Text section:

═══

Project Mexico: the homes
April 6, 2006, 10:34 am
Filed under: Mexico

The smell of Mexico is what usually hit’s me first. I catch it as I transition from the 805 freeway to the 905, which runs parallel to the fenceline and takes us to the Otay Mesa border crossing into Mexico. Most people that live in the border communities of Mexico burn their trash, especially in these outskirts of Tijuana, so there is this constant smell of smoke in the air. It’s unmistakable.

Approaching the border through the more popular San Ysidro crossing doesn’t yield so much of the smoky smell, as the city of Tijuana mostly has trash pickup. It does have an interesting view though. As you approach the border, you can see hills covered with homes. They’re far-off though, and it’s hard to tell exactly what they look like. You can tell that they’re packed tightly together. Welcome to the zero lot-line, Tijuana style.

Crossing the border, I no longer see hillsides with homes. Thinking back, I’m not sure it’s because they’re not visible, or because my attention is grabbed by so many other things… the obnoxious signs, the frightening traffic, the vendors, jugglers and fire-breathers, and the other-worldly kitschy veneer that so defines Tijuana in the minds of most of us gabachos.

═══

Material shown:
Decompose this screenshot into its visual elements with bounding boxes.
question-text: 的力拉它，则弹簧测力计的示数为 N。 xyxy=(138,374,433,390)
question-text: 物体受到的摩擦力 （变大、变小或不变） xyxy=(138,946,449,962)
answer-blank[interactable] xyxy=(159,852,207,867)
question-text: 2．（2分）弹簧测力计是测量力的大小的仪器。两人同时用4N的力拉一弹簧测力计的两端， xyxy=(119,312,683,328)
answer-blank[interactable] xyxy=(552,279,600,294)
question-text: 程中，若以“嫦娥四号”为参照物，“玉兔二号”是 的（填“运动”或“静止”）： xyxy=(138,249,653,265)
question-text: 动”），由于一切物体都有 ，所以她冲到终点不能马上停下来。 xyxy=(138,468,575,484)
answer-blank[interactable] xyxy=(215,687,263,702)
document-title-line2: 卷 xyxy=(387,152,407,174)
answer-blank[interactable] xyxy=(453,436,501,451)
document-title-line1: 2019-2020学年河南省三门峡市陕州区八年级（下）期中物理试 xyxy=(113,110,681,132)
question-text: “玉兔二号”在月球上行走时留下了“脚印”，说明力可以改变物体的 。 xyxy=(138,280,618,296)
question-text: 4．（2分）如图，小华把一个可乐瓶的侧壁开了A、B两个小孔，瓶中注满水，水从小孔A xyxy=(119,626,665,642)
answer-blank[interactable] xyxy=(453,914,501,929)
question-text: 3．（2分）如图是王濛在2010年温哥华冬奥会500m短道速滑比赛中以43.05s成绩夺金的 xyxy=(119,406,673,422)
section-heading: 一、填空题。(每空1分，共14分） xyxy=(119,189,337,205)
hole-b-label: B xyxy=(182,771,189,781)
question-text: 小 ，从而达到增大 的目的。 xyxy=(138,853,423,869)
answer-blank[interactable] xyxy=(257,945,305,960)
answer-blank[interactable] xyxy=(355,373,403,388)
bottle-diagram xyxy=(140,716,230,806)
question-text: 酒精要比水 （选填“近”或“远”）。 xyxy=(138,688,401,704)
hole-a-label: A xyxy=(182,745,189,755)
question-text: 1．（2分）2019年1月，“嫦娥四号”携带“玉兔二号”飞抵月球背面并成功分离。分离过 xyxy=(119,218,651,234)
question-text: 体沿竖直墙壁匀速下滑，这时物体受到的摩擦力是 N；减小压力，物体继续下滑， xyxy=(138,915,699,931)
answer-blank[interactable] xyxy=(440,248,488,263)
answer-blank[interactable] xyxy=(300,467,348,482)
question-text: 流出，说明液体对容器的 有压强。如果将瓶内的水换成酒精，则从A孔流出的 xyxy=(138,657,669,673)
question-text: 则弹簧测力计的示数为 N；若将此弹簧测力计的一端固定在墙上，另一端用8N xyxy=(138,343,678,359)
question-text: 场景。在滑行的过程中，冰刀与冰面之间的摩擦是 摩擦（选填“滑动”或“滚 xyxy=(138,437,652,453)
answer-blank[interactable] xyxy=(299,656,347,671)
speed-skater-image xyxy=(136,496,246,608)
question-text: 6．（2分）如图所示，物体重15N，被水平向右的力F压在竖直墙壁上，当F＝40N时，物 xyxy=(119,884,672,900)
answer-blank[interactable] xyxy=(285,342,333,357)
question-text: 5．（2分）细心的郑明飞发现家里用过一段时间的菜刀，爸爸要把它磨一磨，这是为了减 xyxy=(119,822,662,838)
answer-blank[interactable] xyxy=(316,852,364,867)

═══

Prompt:
According to the post about crossing into Mexico, why is there a constant smell of smoke in the outskirts of Tijuana? You won't need the data for this.

Solution to the exercise:
Most people who live in the border communities there burn their trash.